__INSTRUCTIONS TO FOLLOW__:
Copy the listing below line for line, keeping every character unchanged, and omit the picture from your copy.

__WORKING DATA__:

⁂

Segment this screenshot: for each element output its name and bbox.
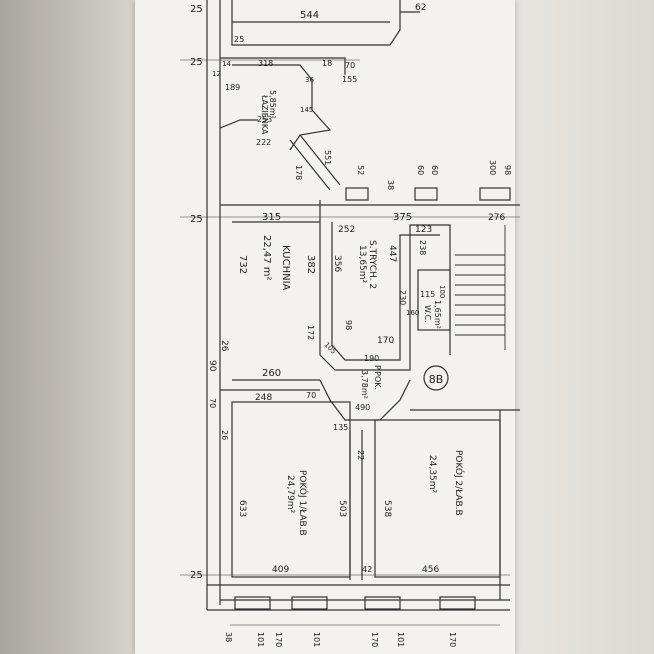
dim-38: 38: [386, 180, 395, 190]
kitchen-area: 22,47 m²: [261, 235, 272, 281]
dim-storage-170: 170: [377, 336, 394, 346]
dim-238: 238: [418, 240, 427, 255]
dim-storage-98: 98: [344, 320, 353, 330]
dim-230: 230: [398, 290, 407, 305]
dim-kitchen-26: 26: [219, 340, 229, 352]
dim-room2-42: 42: [362, 565, 372, 574]
dim-276: 276: [488, 213, 505, 223]
dim-18: 18: [322, 59, 332, 68]
bath-name: ŁAZIENKA: [260, 94, 269, 135]
dim-538: 538: [382, 500, 392, 517]
dim-70: 70: [345, 61, 355, 70]
dim-252: 252: [338, 225, 355, 235]
dim-409: 409: [272, 565, 289, 575]
hall-area: 3,78m²: [360, 370, 369, 399]
dim-bottom-170a: 170: [274, 632, 283, 647]
dim-12: 12: [212, 70, 221, 78]
dim-wc-160: 160: [406, 309, 419, 317]
dim-top-25b: 25: [234, 35, 244, 44]
dim-375: 375: [393, 212, 412, 223]
dim-bottom-101a: 101: [256, 632, 265, 647]
dim-top-25a: 25: [190, 4, 203, 15]
dim-60b: 60: [430, 165, 439, 175]
dim-135: 135: [333, 423, 348, 432]
dim-mid-25: 25: [190, 214, 203, 225]
dim-447: 447: [387, 245, 397, 262]
dim-mid-98: 98: [503, 165, 512, 175]
dim-room1-70: 70: [208, 398, 217, 408]
dim-382: 382: [305, 255, 316, 274]
dim-bottom-170b: 170: [370, 632, 379, 647]
dim-190: 190: [364, 354, 379, 363]
kitchen-name: KUCHNIA: [280, 245, 291, 291]
room1-name: POKÓJ 1/ŁAB.B: [297, 470, 309, 536]
bath-area: 5,85m²: [268, 90, 277, 119]
dim-189: 189: [225, 83, 240, 92]
room2-name: POKÓJ 2/ŁAB.B: [453, 450, 465, 516]
dim-732: 732: [237, 255, 248, 274]
dim-room1-26: 26: [220, 430, 229, 440]
dim-123: 123: [415, 225, 432, 235]
walls: [180, 0, 520, 626]
dim-bottom-170c: 170: [448, 632, 457, 647]
badge-circle: [423, 365, 449, 391]
dim-248: 248: [255, 393, 272, 403]
dim-260: 260: [262, 368, 281, 379]
wc-area: 1,65m²: [433, 300, 442, 329]
dim-14: 14: [222, 60, 231, 68]
dim-60a: 60: [416, 165, 425, 175]
dim-wc-100: 100: [438, 285, 446, 298]
dim-356: 356: [332, 255, 342, 272]
dim-300: 300: [488, 160, 497, 175]
room2-area: 24,35m²: [427, 455, 437, 494]
dim-kitchen-90: 90: [207, 360, 217, 372]
dim-315: 315: [262, 212, 281, 223]
dim-155: 155: [342, 75, 357, 84]
badge-label: 8B: [429, 373, 444, 386]
dim-633: 633: [237, 500, 247, 517]
dim-room1-22: 22: [356, 450, 365, 460]
dim-551: 551: [323, 150, 332, 165]
dim-top-544: 544: [300, 10, 319, 21]
dim-456: 456: [422, 565, 439, 575]
dim-253: 253: [257, 115, 272, 124]
background-left: [0, 0, 140, 654]
hall-name: P.POK.: [373, 365, 382, 390]
background-right: [504, 0, 654, 654]
dim-145: 145: [300, 106, 313, 114]
dim-36: 36: [305, 76, 314, 84]
dim-bath-25: 25: [190, 57, 203, 68]
dim-bottom-38: 38: [224, 632, 233, 642]
storage-area: 13,65m²: [357, 245, 367, 284]
room1-area: 24,79m²: [285, 475, 295, 514]
dim-bottom-25: 25: [190, 570, 203, 581]
dim-115: 115: [420, 290, 435, 299]
dim-52: 52: [356, 165, 365, 175]
dim-222: 222: [256, 138, 271, 147]
dim-172: 172: [306, 325, 315, 340]
dim-top-62: 62: [415, 3, 426, 13]
dim-hall-70: 70: [306, 391, 316, 400]
dim-490: 490: [355, 403, 370, 412]
dim-105: 105: [323, 341, 338, 356]
dim-503: 503: [337, 500, 347, 517]
paper-sheet: [135, 0, 515, 654]
dim-bottom-101c: 101: [396, 632, 405, 647]
wc-name: W.C.: [423, 305, 432, 323]
dim-bottom-101b: 101: [312, 632, 321, 647]
dim-318: 318: [258, 59, 273, 68]
storage-name: S.TRYCH. 2: [367, 240, 377, 289]
dim-178: 178: [294, 165, 303, 180]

⁂

__TASK RESPONSE__:
Segment this screenshot: for each element output its name and bbox.
dim-38: 38: [386, 180, 395, 190]
kitchen-area: 22,47 m²: [261, 235, 272, 281]
dim-storage-170: 170: [377, 336, 394, 346]
dim-238: 238: [418, 240, 427, 255]
dim-storage-98: 98: [344, 320, 353, 330]
dim-230: 230: [398, 290, 407, 305]
dim-kitchen-26: 26: [219, 340, 229, 352]
dim-room2-42: 42: [362, 565, 372, 574]
dim-276: 276: [488, 213, 505, 223]
dim-18: 18: [322, 59, 332, 68]
bath-name: ŁAZIENKA: [260, 94, 269, 135]
dim-538: 538: [382, 500, 392, 517]
dim-70: 70: [345, 61, 355, 70]
dim-252: 252: [338, 225, 355, 235]
dim-409: 409: [272, 565, 289, 575]
hall-area: 3,78m²: [360, 370, 369, 399]
dim-bottom-170a: 170: [274, 632, 283, 647]
dim-12: 12: [212, 70, 221, 78]
dim-wc-160: 160: [406, 309, 419, 317]
dim-top-25b: 25: [234, 35, 244, 44]
dim-375: 375: [393, 212, 412, 223]
dim-bottom-101a: 101: [256, 632, 265, 647]
dim-top-25a: 25: [190, 4, 203, 15]
dim-60b: 60: [430, 165, 439, 175]
dim-135: 135: [333, 423, 348, 432]
dim-mid-25: 25: [190, 214, 203, 225]
dim-447: 447: [387, 245, 397, 262]
dim-mid-98: 98: [503, 165, 512, 175]
dim-room1-70: 70: [208, 398, 217, 408]
dim-382: 382: [305, 255, 316, 274]
dim-bottom-170b: 170: [370, 632, 379, 647]
dim-190: 190: [364, 354, 379, 363]
kitchen-name: KUCHNIA: [280, 245, 291, 291]
room1-name: POKÓJ 1/ŁAB.B: [297, 470, 309, 536]
bath-area: 5,85m²: [268, 90, 277, 119]
dim-189: 189: [225, 83, 240, 92]
room2-name: POKÓJ 2/ŁAB.B: [453, 450, 465, 516]
dim-732: 732: [237, 255, 248, 274]
dim-room1-26: 26: [220, 430, 229, 440]
dim-123: 123: [415, 225, 432, 235]
walls: [180, 0, 520, 626]
dim-bottom-170c: 170: [448, 632, 457, 647]
badge-circle: [423, 365, 449, 391]
dim-248: 248: [255, 393, 272, 403]
dim-260: 260: [262, 368, 281, 379]
wc-area: 1,65m²: [433, 300, 442, 329]
dim-14: 14: [222, 60, 231, 68]
dim-60a: 60: [416, 165, 425, 175]
dim-wc-100: 100: [438, 285, 446, 298]
dim-356: 356: [332, 255, 342, 272]
dim-300: 300: [488, 160, 497, 175]
room2-area: 24,35m²: [427, 455, 437, 494]
dim-kitchen-90: 90: [207, 360, 217, 372]
dim-315: 315: [262, 212, 281, 223]
dim-155: 155: [342, 75, 357, 84]
badge-label: 8B: [429, 373, 444, 386]
dim-633: 633: [237, 500, 247, 517]
dim-room1-22: 22: [356, 450, 365, 460]
dim-551: 551: [323, 150, 332, 165]
dim-top-544: 544: [300, 10, 319, 21]
dim-456: 456: [422, 565, 439, 575]
dim-253: 253: [257, 115, 272, 124]
background-left: [0, 0, 140, 654]
hall-name: P.POK.: [373, 365, 382, 390]
background-right: [504, 0, 654, 654]
dim-145: 145: [300, 106, 313, 114]
dim-36: 36: [305, 76, 314, 84]
dim-bath-25: 25: [190, 57, 203, 68]
dim-bottom-38: 38: [224, 632, 233, 642]
storage-area: 13,65m²: [357, 245, 367, 284]
room1-area: 24,79m²: [285, 475, 295, 514]
dim-bottom-25: 25: [190, 570, 203, 581]
dim-115: 115: [420, 290, 435, 299]
dim-52: 52: [356, 165, 365, 175]
dim-222: 222: [256, 138, 271, 147]
dim-172: 172: [306, 325, 315, 340]
dim-top-62: 62: [415, 3, 426, 13]
dim-hall-70: 70: [306, 391, 316, 400]
dim-490: 490: [355, 403, 370, 412]
dim-105: 105: [323, 341, 338, 356]
dim-503: 503: [337, 500, 347, 517]
paper-sheet: [135, 0, 515, 654]
dim-bottom-101c: 101: [396, 632, 405, 647]
wc-name: W.C.: [423, 305, 432, 323]
dim-bottom-101b: 101: [312, 632, 321, 647]
dim-318: 318: [258, 59, 273, 68]
storage-name: S.TRYCH. 2: [367, 240, 377, 289]
dim-178: 178: [294, 165, 303, 180]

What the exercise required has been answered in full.